— START —

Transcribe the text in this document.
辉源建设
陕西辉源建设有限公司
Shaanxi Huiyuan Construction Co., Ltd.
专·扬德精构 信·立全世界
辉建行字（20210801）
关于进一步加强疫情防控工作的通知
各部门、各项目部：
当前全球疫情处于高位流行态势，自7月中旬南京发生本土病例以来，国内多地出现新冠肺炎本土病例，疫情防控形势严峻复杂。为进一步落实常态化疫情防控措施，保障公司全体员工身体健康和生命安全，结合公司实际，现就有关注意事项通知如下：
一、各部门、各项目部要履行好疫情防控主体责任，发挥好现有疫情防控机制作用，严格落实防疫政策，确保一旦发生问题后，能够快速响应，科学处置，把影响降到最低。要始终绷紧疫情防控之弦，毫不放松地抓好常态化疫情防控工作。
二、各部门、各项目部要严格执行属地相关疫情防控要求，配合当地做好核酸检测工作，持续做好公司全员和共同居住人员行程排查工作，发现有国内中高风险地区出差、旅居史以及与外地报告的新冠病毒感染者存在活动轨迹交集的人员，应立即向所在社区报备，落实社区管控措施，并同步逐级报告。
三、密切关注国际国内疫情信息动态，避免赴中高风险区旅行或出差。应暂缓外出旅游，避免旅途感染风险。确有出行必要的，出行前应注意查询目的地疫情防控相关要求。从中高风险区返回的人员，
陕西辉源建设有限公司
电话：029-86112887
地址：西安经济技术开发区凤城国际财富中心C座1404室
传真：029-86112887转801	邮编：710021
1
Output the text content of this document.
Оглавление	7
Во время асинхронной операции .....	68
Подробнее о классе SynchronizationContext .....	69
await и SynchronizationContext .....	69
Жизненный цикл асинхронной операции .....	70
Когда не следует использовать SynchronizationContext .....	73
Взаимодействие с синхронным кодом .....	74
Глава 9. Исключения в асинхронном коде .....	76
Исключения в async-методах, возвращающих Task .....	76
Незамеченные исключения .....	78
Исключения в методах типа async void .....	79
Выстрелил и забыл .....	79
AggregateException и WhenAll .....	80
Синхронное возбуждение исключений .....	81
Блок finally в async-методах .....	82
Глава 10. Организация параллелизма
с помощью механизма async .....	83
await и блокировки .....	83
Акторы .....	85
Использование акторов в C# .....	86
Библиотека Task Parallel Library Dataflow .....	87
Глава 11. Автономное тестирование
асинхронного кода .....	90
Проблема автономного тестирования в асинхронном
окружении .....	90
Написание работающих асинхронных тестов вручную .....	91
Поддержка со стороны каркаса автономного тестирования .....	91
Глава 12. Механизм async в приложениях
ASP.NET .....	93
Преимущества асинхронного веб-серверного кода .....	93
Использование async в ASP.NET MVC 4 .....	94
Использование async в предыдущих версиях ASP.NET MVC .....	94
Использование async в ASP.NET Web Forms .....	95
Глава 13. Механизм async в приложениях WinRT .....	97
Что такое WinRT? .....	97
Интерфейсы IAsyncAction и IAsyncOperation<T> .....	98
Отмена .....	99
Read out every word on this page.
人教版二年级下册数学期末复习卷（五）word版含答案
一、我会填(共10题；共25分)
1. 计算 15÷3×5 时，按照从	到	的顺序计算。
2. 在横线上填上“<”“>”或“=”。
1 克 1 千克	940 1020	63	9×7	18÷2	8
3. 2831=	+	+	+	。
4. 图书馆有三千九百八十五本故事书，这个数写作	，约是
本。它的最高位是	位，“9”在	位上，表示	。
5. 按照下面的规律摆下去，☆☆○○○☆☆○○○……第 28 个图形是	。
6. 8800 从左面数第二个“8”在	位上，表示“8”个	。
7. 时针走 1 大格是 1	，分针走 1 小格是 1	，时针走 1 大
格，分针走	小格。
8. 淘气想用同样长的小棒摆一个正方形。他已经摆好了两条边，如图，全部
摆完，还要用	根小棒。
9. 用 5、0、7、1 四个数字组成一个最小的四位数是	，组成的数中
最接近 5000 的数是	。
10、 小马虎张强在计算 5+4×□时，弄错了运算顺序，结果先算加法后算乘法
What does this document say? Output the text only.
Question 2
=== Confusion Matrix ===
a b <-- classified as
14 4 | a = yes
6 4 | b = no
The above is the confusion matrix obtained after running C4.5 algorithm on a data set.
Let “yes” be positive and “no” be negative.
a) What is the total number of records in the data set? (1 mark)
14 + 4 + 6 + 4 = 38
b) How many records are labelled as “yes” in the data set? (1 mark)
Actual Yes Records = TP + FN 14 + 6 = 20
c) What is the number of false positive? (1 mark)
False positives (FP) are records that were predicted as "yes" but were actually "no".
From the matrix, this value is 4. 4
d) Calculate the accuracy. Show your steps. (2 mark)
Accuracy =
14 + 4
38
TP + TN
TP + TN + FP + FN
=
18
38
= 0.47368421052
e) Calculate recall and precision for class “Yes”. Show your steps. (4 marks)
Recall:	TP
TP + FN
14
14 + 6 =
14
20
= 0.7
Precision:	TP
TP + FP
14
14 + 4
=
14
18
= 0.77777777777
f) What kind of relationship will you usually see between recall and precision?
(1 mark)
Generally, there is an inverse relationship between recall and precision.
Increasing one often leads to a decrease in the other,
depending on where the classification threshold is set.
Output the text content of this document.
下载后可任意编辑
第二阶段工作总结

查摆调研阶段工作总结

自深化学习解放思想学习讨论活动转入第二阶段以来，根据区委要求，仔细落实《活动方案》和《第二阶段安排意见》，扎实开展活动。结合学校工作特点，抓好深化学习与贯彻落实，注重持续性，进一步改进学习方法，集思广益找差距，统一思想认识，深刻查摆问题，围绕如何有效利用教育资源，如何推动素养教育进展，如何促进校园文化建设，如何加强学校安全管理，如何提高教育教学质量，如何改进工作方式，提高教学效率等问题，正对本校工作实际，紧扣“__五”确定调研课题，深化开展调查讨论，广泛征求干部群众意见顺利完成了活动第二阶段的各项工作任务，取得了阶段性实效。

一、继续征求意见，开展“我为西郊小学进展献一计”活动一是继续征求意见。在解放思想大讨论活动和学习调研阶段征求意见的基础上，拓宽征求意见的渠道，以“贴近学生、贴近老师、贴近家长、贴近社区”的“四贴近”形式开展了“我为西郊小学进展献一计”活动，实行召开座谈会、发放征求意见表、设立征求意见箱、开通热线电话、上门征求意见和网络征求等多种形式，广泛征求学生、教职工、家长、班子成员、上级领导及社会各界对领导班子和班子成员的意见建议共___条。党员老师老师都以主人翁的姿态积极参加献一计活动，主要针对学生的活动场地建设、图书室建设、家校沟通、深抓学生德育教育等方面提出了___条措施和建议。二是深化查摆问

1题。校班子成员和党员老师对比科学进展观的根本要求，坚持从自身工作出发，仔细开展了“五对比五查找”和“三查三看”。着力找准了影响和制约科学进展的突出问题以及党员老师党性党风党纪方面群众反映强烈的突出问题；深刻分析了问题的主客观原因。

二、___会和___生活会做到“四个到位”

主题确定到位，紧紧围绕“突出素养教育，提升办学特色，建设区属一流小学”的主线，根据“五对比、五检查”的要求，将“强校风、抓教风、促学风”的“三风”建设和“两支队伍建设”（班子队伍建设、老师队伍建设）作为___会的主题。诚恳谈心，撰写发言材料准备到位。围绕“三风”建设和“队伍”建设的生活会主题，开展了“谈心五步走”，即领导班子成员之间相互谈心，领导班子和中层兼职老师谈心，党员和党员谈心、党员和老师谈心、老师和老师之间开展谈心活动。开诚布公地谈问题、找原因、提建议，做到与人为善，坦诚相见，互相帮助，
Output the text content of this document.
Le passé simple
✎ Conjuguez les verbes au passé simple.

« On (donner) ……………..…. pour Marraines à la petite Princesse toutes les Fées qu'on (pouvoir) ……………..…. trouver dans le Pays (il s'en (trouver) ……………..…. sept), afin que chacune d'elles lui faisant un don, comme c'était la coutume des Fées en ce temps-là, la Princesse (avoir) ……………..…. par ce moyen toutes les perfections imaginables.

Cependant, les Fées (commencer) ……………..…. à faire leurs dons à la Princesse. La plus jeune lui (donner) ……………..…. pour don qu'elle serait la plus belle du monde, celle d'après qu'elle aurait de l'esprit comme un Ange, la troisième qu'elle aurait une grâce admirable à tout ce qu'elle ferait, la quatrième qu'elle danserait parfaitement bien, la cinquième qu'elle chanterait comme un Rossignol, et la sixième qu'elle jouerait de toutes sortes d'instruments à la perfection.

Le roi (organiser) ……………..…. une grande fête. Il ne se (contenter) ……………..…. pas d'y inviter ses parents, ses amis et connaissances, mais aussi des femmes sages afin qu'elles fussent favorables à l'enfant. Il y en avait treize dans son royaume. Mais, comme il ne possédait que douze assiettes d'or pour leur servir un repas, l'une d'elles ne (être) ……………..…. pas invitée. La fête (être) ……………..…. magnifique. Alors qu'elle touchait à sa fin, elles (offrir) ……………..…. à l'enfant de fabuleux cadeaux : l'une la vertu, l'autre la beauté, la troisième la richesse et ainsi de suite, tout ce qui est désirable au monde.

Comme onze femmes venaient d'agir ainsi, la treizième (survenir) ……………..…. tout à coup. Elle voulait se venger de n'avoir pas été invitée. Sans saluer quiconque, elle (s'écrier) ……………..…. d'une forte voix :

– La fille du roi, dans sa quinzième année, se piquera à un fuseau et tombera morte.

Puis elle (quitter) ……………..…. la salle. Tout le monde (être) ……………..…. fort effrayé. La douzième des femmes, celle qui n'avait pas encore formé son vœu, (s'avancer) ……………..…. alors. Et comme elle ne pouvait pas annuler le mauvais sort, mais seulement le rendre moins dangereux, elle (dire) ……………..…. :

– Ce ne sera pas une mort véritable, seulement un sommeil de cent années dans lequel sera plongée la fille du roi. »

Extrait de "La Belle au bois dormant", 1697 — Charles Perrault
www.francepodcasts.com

— END —

__TASK TO CARRY OUT__
What is the number of lines in the listing above that contain the string "WinRT"? Give only the number.

__TASK RESULT__
2